== Supplied data ==

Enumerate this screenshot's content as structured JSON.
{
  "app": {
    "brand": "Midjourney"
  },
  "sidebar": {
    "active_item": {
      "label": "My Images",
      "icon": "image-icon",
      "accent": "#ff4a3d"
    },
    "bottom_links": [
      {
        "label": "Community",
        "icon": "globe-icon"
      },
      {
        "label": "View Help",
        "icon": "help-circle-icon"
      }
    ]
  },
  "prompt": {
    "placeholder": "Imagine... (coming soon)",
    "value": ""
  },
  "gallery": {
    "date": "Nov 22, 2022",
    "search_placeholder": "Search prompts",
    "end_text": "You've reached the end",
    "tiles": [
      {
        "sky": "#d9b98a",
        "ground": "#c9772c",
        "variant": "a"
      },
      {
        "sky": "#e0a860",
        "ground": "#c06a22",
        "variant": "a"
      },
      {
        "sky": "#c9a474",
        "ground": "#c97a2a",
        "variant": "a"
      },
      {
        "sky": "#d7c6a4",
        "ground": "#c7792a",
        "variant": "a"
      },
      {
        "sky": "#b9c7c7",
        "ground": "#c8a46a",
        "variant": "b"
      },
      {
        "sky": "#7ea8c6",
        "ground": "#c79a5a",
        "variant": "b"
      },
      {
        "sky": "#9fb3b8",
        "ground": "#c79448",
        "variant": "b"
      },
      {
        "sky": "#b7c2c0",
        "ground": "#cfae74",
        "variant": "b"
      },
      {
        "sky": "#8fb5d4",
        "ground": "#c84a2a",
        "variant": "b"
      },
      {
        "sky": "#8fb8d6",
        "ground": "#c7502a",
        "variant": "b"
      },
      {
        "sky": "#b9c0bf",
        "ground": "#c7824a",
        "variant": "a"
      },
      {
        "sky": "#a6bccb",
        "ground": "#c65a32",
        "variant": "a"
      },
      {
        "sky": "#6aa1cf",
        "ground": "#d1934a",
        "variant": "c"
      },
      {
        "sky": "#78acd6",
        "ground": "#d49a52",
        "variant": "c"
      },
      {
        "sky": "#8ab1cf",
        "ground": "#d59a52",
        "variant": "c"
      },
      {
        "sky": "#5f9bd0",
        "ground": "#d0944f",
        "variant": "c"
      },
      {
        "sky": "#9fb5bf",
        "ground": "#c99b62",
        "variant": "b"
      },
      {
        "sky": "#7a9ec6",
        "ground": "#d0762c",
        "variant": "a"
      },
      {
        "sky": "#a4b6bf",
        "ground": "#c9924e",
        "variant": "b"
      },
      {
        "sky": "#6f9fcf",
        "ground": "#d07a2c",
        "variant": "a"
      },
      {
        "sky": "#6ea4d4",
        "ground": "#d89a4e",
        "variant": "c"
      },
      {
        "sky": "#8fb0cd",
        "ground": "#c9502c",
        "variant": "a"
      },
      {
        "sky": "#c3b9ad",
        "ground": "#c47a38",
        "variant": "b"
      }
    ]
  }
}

===

Goal of the exercise: Reproduce the full listing word for word.

Task result:
Enumerate this screenshot's content as structured JSON.
{
  "app": {
    "brand": "Midjourney"
  },
  "sidebar": {
    "active_item": {
      "label": "My Images",
      "icon": "image-icon",
      "accent": "#ff4a3d"
    },
    "bottom_links": [
      {
        "label": "Community",
        "icon": "globe-icon"
      },
      {
        "label": "View Help",
        "icon": "help-circle-icon"
      }
    ]
  },
  "prompt": {
    "placeholder": "Imagine... (coming soon)",
    "value": ""
  },
  "gallery": {
    "date": "Nov 22, 2022",
    "search_placeholder": "Search prompts",
    "end_text": "You've reached the end",
    "tiles": [
      {
        "sky": "#d9b98a",
        "ground": "#c9772c",
        "variant": "a"
      },
      {
        "sky": "#e0a860",
        "ground": "#c06a22",
        "variant": "a"
      },
      {
        "sky": "#c9a474",
        "ground": "#c97a2a",
        "variant": "a"
      },
      {
        "sky": "#d7c6a4",
        "ground": "#c7792a",
        "variant": "a"
      },
      {
        "sky": "#b9c7c7",
        "ground": "#c8a46a",
        "variant": "b"
      },
      {
        "sky": "#7ea8c6",
        "ground": "#c79a5a",
        "variant": "b"
      },
      {
        "sky": "#9fb3b8",
        "ground": "#c79448",
        "variant": "b"
      },
      {
        "sky": "#b7c2c0",
        "ground": "#cfae74",
        "variant": "b"
      },
      {
        "sky": "#8fb5d4",
        "ground": "#c84a2a",
        "variant": "b"
      },
      {
        "sky": "#8fb8d6",
        "ground": "#c7502a",
        "variant": "b"
      },
      {
        "sky": "#b9c0bf",
        "ground": "#c7824a",
        "variant": "a"
      },
      {
        "sky": "#a6bccb",
        "ground": "#c65a32",
        "variant": "a"
      },
      {
        "sky": "#6aa1cf",
        "ground": "#d1934a",
        "variant": "c"
      },
      {
        "sky": "#78acd6",
        "ground": "#d49a52",
        "variant": "c"
      },
      {
        "sky": "#8ab1cf",
        "ground": "#d59a52",
        "variant": "c"
      },
      {
        "sky": "#5f9bd0",
        "ground": "#d0944f",
        "variant": "c"
      },
      {
        "sky": "#9fb5bf",
        "ground": "#c99b62",
        "variant": "b"
      },
      {
        "sky": "#7a9ec6",
        "ground": "#d0762c",
        "variant": "a"
      },
      {
        "sky": "#a4b6bf",
        "ground": "#c9924e",
        "variant": "b"
      },
      {
        "sky": "#6f9fcf",
        "ground": "#d07a2c",
        "variant": "a"
      },
      {
        "sky": "#6ea4d4",
        "ground": "#d89a4e",
        "variant": "c"
      },
      {
        "sky": "#8fb0cd",
        "ground": "#c9502c",
        "variant": "a"
      },
      {
        "sky": "#c3b9ad",
        "ground": "#c47a38",
        "variant": "b"
      }
    ]
  }
}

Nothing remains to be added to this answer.